***** DATA FOR THIS TASK *****
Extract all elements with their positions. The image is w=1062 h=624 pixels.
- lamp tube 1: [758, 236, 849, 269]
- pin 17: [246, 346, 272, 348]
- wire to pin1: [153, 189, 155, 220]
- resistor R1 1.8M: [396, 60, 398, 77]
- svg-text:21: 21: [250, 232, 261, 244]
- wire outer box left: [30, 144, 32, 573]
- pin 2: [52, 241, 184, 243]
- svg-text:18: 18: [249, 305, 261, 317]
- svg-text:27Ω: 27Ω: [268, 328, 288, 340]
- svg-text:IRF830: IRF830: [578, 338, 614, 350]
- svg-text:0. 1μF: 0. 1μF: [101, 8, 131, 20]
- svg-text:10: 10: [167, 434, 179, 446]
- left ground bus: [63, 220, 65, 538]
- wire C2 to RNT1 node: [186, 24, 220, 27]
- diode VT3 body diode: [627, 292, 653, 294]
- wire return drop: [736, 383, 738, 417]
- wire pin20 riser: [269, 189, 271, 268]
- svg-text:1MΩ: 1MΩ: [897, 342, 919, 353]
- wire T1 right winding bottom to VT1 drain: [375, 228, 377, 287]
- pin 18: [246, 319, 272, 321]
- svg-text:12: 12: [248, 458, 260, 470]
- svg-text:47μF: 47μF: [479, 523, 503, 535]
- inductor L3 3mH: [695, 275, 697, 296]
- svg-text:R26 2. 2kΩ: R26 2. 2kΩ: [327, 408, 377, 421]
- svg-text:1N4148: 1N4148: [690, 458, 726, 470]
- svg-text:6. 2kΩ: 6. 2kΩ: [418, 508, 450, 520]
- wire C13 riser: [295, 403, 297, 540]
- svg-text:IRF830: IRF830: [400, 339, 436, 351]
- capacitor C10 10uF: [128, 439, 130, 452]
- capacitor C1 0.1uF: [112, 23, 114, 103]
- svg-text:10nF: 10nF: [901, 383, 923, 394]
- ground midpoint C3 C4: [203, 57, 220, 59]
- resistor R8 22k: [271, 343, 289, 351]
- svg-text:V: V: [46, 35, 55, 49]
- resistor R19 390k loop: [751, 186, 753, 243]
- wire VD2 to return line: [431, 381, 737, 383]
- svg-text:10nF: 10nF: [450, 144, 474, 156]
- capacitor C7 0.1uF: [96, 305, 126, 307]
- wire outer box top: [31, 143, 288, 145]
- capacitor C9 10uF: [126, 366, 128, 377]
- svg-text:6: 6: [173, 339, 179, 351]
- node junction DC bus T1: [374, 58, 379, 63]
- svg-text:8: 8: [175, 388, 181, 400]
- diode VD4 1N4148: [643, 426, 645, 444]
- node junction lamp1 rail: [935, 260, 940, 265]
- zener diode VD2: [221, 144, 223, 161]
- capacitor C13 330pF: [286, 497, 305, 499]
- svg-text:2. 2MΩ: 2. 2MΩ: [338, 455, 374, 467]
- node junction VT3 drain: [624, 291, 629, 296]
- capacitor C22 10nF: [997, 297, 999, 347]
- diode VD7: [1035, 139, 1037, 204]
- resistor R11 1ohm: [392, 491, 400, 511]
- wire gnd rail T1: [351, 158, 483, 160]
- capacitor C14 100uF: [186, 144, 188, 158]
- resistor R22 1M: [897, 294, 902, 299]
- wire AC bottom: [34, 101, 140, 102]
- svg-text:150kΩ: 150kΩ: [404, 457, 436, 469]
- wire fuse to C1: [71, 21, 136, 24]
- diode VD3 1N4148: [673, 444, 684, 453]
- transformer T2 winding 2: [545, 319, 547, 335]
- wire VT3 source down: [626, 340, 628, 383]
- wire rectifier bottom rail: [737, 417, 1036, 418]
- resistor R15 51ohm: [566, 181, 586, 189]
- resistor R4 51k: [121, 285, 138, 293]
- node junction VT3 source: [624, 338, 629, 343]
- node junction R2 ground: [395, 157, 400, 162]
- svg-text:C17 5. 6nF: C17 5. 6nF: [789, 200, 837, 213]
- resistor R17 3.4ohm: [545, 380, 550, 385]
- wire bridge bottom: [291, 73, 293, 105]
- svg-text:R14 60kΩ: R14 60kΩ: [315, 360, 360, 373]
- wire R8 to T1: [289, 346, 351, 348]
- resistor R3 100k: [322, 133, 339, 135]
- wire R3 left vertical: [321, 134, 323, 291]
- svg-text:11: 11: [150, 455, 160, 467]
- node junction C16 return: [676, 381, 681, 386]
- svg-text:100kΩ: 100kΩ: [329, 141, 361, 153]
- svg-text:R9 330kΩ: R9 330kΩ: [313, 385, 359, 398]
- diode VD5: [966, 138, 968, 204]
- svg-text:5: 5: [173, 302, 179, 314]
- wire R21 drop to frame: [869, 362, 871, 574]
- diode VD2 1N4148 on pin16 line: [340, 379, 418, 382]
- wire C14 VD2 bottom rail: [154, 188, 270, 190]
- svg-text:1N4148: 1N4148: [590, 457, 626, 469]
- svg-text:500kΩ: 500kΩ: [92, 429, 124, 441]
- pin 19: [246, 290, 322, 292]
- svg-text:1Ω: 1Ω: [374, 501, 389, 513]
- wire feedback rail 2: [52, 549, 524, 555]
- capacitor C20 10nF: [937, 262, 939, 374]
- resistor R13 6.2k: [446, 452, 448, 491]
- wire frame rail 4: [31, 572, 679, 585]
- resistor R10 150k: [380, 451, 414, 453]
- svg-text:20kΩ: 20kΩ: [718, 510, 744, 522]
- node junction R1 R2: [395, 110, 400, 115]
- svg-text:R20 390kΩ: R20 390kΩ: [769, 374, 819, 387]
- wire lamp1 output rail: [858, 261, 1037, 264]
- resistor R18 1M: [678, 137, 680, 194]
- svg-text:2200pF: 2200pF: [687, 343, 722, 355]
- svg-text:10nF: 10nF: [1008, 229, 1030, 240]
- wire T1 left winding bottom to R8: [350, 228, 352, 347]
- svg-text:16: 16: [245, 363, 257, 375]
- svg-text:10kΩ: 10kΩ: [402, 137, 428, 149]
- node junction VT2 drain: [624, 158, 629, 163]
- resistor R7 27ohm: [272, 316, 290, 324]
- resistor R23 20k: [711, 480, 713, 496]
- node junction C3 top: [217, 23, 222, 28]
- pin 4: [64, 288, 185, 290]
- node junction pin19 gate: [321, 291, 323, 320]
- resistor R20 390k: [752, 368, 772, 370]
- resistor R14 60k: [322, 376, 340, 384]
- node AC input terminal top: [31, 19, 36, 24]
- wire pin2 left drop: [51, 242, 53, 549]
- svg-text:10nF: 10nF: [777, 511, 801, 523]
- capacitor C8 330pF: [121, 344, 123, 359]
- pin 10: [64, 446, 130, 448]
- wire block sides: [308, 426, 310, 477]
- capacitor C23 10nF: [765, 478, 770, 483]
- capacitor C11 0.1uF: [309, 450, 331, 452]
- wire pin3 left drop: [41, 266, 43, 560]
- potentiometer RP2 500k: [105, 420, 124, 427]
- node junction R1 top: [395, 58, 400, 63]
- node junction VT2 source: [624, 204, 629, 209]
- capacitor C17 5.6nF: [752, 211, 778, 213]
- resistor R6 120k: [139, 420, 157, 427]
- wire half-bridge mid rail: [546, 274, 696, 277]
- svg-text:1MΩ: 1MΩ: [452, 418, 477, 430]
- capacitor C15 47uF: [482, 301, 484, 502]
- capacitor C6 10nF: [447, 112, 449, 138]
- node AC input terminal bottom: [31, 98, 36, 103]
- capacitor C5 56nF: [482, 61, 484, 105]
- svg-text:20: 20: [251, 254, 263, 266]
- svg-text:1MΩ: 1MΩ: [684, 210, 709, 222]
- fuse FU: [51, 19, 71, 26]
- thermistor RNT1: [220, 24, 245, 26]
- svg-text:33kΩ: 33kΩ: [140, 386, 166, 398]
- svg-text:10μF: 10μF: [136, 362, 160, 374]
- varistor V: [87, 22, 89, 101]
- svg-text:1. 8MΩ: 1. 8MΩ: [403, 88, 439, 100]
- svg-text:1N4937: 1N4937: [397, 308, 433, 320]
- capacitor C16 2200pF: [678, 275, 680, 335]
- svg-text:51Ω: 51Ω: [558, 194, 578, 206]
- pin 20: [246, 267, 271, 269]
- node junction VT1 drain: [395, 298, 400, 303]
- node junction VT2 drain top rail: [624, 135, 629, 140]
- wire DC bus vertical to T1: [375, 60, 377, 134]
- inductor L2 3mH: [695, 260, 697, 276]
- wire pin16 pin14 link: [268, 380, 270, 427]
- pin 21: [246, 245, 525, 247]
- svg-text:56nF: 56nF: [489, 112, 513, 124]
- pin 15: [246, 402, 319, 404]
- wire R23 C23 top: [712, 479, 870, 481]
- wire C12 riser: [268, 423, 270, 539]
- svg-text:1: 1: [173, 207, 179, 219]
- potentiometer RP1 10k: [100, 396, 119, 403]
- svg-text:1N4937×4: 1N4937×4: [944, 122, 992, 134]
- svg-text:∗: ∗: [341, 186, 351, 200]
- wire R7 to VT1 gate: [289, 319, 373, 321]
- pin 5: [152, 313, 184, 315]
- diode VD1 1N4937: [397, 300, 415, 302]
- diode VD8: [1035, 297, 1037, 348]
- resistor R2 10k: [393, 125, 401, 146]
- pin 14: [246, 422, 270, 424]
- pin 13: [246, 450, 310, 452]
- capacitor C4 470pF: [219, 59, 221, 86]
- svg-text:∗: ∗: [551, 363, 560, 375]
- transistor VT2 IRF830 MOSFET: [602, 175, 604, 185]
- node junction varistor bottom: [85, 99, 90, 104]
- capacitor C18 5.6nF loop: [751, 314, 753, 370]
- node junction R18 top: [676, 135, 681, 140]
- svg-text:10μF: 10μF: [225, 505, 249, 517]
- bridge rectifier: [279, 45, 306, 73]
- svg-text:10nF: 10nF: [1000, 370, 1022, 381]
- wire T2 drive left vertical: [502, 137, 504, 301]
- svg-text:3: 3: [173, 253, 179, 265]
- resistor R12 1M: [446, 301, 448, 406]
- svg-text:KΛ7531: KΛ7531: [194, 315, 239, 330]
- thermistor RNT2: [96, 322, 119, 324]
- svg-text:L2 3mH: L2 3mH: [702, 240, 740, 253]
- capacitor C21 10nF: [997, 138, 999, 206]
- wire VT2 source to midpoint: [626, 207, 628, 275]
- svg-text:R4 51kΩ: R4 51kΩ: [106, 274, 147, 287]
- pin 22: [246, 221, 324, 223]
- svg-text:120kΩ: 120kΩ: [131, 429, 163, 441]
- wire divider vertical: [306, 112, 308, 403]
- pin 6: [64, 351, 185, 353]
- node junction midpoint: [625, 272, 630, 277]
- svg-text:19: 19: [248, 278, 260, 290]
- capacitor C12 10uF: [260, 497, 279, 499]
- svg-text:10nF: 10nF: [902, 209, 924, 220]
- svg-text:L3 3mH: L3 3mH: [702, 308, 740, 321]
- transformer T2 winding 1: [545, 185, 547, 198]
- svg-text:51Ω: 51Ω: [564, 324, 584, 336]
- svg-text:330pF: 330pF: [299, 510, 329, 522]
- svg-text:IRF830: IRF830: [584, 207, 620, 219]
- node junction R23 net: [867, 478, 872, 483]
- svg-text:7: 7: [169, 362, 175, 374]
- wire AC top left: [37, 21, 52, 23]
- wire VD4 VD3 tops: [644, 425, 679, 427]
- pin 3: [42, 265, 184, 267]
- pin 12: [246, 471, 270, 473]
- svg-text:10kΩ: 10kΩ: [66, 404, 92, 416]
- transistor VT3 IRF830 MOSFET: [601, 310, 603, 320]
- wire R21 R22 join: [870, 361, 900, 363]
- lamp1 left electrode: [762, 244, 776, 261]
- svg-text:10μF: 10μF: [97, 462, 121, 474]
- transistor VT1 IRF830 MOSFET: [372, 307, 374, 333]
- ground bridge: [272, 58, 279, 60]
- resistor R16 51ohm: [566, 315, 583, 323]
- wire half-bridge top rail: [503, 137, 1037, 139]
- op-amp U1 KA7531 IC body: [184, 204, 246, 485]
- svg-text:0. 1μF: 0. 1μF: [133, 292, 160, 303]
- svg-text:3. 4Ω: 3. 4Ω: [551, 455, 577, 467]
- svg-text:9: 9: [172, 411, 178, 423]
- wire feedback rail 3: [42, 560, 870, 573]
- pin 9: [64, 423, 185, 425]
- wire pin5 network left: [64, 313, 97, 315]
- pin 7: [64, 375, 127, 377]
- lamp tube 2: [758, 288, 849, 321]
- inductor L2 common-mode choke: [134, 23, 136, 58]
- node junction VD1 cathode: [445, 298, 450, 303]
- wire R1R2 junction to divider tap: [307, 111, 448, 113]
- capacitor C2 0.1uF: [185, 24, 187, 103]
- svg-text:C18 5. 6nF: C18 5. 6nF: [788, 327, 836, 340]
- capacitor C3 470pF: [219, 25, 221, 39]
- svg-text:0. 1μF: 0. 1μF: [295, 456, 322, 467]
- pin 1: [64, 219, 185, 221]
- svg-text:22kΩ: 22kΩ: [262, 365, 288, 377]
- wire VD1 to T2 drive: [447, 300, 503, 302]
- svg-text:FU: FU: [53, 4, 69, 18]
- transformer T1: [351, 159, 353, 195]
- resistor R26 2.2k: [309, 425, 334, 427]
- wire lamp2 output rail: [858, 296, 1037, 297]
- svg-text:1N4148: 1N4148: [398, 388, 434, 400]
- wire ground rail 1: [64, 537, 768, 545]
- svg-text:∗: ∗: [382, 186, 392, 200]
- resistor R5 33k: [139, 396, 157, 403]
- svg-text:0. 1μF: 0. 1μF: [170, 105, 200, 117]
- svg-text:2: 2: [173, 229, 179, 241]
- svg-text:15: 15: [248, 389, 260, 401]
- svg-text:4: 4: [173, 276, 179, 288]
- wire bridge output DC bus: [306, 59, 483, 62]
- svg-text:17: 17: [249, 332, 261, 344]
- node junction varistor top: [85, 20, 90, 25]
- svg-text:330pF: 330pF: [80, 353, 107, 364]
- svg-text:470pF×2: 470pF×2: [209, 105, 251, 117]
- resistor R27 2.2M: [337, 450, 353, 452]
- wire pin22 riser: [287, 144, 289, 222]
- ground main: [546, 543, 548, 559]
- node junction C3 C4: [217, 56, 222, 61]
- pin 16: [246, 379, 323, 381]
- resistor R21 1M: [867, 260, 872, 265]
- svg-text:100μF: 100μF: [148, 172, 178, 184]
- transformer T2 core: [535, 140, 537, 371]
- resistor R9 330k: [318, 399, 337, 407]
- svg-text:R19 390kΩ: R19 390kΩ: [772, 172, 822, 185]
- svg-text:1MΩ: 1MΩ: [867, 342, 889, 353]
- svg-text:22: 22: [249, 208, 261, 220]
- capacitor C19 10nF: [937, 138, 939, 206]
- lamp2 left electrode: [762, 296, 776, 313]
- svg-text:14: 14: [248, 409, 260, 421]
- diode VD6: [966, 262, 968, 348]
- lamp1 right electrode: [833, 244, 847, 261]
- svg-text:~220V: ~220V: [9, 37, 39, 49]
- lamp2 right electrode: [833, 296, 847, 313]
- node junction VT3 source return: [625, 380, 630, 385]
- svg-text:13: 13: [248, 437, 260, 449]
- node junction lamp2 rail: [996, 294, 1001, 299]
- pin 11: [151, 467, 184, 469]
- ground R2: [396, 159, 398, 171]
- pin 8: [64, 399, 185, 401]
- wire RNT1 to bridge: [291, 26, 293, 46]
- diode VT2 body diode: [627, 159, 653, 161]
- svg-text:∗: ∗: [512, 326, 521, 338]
*****
§ **YOUR TASK**
Copy the rows above verbatim, starting with the very first row and continuing through the row that contains "- svg-text:R26 2.". Include both of those rows.

§ **FULL RESPONSE**
Extract all elements with their positions. The image is w=1062 h=624 pixels.
- lamp tube 1: [758, 236, 849, 269]
- pin 17: [246, 346, 272, 348]
- wire to pin1: [153, 189, 155, 220]
- resistor R1 1.8M: [396, 60, 398, 77]
- svg-text:21: 21: [250, 232, 261, 244]
- wire outer box left: [30, 144, 32, 573]
- pin 2: [52, 241, 184, 243]
- svg-text:18: 18: [249, 305, 261, 317]
- svg-text:27Ω: 27Ω: [268, 328, 288, 340]
- svg-text:IRF830: IRF830: [578, 338, 614, 350]
- svg-text:0. 1μF: 0. 1μF: [101, 8, 131, 20]
- svg-text:10: 10: [167, 434, 179, 446]
- left ground bus: [63, 220, 65, 538]
- wire C2 to RNT1 node: [186, 24, 220, 27]
- diode VT3 body diode: [627, 292, 653, 294]
- wire return drop: [736, 383, 738, 417]
- wire pin20 riser: [269, 189, 271, 268]
- svg-text:1MΩ: 1MΩ: [897, 342, 919, 353]
- wire T1 right winding bottom to VT1 drain: [375, 228, 377, 287]
- pin 18: [246, 319, 272, 321]
- svg-text:12: 12: [248, 458, 260, 470]
- svg-text:47μF: 47μF: [479, 523, 503, 535]
- inductor L3 3mH: [695, 275, 697, 296]
- svg-text:R26 2. 2kΩ: R26 2. 2kΩ: [327, 408, 377, 421]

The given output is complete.